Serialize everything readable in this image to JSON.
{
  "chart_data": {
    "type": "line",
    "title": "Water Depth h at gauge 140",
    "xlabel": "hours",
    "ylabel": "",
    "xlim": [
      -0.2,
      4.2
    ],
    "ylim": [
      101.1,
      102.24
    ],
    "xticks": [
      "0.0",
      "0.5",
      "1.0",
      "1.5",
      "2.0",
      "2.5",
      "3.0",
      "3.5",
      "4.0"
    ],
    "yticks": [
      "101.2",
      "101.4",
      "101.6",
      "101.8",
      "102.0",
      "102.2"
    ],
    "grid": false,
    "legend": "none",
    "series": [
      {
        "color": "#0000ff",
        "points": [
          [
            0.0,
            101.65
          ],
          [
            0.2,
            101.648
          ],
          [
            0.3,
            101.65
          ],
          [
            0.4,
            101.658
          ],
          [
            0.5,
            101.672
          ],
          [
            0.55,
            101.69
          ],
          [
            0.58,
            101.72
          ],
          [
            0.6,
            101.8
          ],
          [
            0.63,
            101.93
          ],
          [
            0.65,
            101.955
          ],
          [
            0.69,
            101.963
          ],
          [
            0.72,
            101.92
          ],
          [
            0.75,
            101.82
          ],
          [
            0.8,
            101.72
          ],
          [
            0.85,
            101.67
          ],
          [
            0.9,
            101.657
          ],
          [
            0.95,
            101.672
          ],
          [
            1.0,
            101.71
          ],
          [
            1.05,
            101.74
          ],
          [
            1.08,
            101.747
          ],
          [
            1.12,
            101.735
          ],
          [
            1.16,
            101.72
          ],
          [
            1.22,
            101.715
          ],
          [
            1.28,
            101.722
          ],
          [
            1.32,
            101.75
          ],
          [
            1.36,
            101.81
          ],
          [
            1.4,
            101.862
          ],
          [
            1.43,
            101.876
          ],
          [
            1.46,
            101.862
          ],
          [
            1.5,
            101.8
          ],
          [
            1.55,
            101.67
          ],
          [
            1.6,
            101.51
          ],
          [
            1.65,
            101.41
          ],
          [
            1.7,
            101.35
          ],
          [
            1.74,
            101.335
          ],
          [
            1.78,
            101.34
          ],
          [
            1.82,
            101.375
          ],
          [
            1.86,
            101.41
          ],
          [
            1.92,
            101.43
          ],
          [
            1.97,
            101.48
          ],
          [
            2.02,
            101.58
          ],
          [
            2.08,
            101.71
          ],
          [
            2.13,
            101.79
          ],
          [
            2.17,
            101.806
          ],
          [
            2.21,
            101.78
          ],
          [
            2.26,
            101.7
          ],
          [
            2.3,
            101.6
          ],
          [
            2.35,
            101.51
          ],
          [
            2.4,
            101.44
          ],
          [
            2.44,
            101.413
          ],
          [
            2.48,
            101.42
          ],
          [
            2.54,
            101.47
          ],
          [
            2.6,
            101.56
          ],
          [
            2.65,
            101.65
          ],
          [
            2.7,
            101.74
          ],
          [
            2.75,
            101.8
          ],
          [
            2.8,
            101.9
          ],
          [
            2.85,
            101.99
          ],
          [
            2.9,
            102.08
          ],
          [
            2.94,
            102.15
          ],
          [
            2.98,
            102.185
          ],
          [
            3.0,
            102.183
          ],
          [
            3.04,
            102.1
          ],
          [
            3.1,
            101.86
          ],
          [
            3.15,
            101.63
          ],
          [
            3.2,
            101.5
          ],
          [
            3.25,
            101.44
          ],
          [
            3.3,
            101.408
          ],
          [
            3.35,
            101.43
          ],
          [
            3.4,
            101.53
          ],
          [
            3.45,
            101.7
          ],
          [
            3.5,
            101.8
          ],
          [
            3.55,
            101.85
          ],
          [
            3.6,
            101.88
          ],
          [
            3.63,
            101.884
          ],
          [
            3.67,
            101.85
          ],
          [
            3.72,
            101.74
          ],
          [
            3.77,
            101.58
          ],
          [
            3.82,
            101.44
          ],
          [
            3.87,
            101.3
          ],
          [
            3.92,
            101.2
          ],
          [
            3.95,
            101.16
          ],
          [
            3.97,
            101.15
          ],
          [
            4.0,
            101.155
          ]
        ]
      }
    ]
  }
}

───

EXERCISE OBJECTIVE
Print all of the entries again, exactly as written.

EXPECTED OUTPUT
Serialize everything readable in this image to JSON.
{
  "chart_data": {
    "type": "line",
    "title": "Water Depth h at gauge 140",
    "xlabel": "hours",
    "ylabel": "",
    "xlim": [
      -0.2,
      4.2
    ],
    "ylim": [
      101.1,
      102.24
    ],
    "xticks": [
      "0.0",
      "0.5",
      "1.0",
      "1.5",
      "2.0",
      "2.5",
      "3.0",
      "3.5",
      "4.0"
    ],
    "yticks": [
      "101.2",
      "101.4",
      "101.6",
      "101.8",
      "102.0",
      "102.2"
    ],
    "grid": false,
    "legend": "none",
    "series": [
      {
        "color": "#0000ff",
        "points": [
          [
            0.0,
            101.65
          ],
          [
            0.2,
            101.648
          ],
          [
            0.3,
            101.65
          ],
          [
            0.4,
            101.658
          ],
          [
            0.5,
            101.672
          ],
          [
            0.55,
            101.69
          ],
          [
            0.58,
            101.72
          ],
          [
            0.6,
            101.8
          ],
          [
            0.63,
            101.93
          ],
          [
            0.65,
            101.955
          ],
          [
            0.69,
            101.963
          ],
          [
            0.72,
            101.92
          ],
          [
            0.75,
            101.82
          ],
          [
            0.8,
            101.72
          ],
          [
            0.85,
            101.67
          ],
          [
            0.9,
            101.657
          ],
          [
            0.95,
            101.672
          ],
          [
            1.0,
            101.71
          ],
          [
            1.05,
            101.74
          ],
          [
            1.08,
            101.747
          ],
          [
            1.12,
            101.735
          ],
          [
            1.16,
            101.72
          ],
          [
            1.22,
            101.715
          ],
          [
            1.28,
            101.722
          ],
          [
            1.32,
            101.75
          ],
          [
            1.36,
            101.81
          ],
          [
            1.4,
            101.862
          ],
          [
            1.43,
            101.876
          ],
          [
            1.46,
            101.862
          ],
          [
            1.5,
            101.8
          ],
          [
            1.55,
            101.67
          ],
          [
            1.6,
            101.51
          ],
          [
            1.65,
            101.41
          ],
          [
            1.7,
            101.35
          ],
          [
            1.74,
            101.335
          ],
          [
            1.78,
            101.34
          ],
          [
            1.82,
            101.375
          ],
          [
            1.86,
            101.41
          ],
          [
            1.92,
            101.43
          ],
          [
            1.97,
            101.48
          ],
          [
            2.02,
            101.58
          ],
          [
            2.08,
            101.71
          ],
          [
            2.13,
            101.79
          ],
          [
            2.17,
            101.806
          ],
          [
            2.21,
            101.78
          ],
          [
            2.26,
            101.7
          ],
          [
            2.3,
            101.6
          ],
          [
            2.35,
            101.51
          ],
          [
            2.4,
            101.44
          ],
          [
            2.44,
            101.413
          ],
          [
            2.48,
            101.42
          ],
          [
            2.54,
            101.47
          ],
          [
            2.6,
            101.56
          ],
          [
            2.65,
            101.65
          ],
          [
            2.7,
            101.74
          ],
          [
            2.75,
            101.8
          ],
          [
            2.8,
            101.9
          ],
          [
            2.85,
            101.99
          ],
          [
            2.9,
            102.08
          ],
          [
            2.94,
            102.15
          ],
          [
            2.98,
            102.185
          ],
          [
            3.0,
            102.183
          ],
          [
            3.04,
            102.1
          ],
          [
            3.1,
            101.86
          ],
          [
            3.15,
            101.63
          ],
          [
            3.2,
            101.5
          ],
          [
            3.25,
            101.44
          ],
          [
            3.3,
            101.408
          ],
          [
            3.35,
            101.43
          ],
          [
            3.4,
            101.53
          ],
          [
            3.45,
            101.7
          ],
          [
            3.5,
            101.8
          ],
          [
            3.55,
            101.85
          ],
          [
            3.6,
            101.88
          ],
          [
            3.63,
            101.884
          ],
          [
            3.67,
            101.85
          ],
          [
            3.72,
            101.74
          ],
          [
            3.77,
            101.58
          ],
          [
            3.82,
            101.44
          ],
          [
            3.87,
            101.3
          ],
          [
            3.92,
            101.2
          ],
          [
            3.95,
            101.16
          ],
          [
            3.97,
            101.15
          ],
          [
            4.0,
            101.155
          ]
        ]
      }
    ]
  }
}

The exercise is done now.